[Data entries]
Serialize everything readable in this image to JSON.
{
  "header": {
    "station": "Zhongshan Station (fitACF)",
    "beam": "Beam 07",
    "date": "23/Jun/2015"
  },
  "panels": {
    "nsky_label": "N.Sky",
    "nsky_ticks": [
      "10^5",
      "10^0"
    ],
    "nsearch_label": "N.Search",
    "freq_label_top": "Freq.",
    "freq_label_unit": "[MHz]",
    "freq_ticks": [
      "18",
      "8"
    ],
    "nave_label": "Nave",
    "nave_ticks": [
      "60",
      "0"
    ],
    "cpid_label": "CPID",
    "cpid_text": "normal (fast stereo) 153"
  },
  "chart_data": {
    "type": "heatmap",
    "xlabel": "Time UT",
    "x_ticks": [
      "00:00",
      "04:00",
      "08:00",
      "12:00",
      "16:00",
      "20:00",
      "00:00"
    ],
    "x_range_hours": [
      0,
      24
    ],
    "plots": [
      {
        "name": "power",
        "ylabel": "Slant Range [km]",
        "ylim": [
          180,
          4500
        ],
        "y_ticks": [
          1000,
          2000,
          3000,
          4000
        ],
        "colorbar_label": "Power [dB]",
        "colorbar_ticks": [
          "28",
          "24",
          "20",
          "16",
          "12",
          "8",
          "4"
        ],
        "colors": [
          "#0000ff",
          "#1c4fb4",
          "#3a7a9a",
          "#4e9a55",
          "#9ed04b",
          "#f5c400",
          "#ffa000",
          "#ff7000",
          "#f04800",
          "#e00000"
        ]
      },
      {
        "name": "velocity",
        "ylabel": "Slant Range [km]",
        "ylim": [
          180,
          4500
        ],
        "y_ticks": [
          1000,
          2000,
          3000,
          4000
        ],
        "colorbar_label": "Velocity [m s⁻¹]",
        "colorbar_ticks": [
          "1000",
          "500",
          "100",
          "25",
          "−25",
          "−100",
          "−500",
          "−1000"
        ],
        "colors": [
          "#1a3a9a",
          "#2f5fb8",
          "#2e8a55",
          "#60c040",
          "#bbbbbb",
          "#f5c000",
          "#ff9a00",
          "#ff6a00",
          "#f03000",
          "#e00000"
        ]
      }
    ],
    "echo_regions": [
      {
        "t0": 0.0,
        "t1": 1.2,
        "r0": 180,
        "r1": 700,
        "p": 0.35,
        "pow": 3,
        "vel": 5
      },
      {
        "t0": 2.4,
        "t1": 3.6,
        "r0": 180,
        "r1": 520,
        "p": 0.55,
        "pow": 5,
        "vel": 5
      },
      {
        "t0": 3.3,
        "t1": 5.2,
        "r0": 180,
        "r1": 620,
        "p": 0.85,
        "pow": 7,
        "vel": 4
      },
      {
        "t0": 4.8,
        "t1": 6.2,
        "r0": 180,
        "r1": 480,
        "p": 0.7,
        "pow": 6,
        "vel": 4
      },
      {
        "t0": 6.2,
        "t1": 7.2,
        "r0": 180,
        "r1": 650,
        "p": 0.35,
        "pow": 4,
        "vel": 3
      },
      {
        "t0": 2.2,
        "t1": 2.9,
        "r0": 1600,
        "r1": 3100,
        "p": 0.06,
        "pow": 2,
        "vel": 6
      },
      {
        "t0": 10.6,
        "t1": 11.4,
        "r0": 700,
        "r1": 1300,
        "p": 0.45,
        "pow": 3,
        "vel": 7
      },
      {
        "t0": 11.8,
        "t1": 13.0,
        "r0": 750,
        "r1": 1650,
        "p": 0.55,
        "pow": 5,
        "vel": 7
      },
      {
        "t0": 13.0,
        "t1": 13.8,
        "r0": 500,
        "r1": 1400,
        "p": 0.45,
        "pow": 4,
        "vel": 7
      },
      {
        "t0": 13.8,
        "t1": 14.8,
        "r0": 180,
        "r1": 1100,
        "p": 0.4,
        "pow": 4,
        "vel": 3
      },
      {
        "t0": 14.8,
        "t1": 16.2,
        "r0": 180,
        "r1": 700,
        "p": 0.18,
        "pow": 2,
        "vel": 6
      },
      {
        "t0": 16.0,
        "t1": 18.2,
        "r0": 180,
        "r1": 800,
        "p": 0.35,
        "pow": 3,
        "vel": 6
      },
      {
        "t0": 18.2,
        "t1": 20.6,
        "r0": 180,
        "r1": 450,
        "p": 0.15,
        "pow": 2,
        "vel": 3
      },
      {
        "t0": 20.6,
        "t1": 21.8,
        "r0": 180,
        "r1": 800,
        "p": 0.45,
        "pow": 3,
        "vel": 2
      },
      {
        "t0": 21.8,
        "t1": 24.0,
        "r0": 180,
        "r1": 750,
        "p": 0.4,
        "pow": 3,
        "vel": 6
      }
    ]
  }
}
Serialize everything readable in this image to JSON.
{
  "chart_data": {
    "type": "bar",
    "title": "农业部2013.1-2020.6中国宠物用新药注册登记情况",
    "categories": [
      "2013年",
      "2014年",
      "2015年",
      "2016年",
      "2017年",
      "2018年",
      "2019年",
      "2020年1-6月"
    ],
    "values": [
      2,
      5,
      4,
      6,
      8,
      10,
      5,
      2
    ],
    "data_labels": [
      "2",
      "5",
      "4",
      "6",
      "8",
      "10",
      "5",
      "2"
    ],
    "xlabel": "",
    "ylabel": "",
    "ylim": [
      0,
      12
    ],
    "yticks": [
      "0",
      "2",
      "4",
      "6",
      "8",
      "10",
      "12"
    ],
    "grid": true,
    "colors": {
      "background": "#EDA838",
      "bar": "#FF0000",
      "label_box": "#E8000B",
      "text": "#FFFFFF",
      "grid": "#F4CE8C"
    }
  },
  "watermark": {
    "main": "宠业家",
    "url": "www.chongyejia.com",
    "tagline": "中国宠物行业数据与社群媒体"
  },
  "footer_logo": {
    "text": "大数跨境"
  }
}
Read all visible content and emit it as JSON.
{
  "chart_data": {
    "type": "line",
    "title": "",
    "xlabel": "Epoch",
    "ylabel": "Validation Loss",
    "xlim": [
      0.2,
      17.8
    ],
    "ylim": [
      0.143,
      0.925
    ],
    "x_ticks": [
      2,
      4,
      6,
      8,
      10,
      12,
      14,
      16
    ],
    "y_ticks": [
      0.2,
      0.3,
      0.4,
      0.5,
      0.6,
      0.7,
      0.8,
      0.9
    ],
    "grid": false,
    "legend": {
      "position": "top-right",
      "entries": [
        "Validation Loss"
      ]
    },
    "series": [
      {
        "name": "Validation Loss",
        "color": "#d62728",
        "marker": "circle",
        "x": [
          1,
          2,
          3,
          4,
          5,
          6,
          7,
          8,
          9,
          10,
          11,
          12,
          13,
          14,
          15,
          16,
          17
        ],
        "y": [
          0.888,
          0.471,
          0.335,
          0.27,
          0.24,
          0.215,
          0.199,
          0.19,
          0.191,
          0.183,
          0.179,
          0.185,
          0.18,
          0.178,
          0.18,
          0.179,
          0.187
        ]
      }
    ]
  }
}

#### [AIM]
Select all lines in the listing that include the word "Validation".

#### [SOLUTION TO THE EXERCISE]
    "ylabel": "Validation Loss",
        "Validation Loss"
        "name": "Validation Loss",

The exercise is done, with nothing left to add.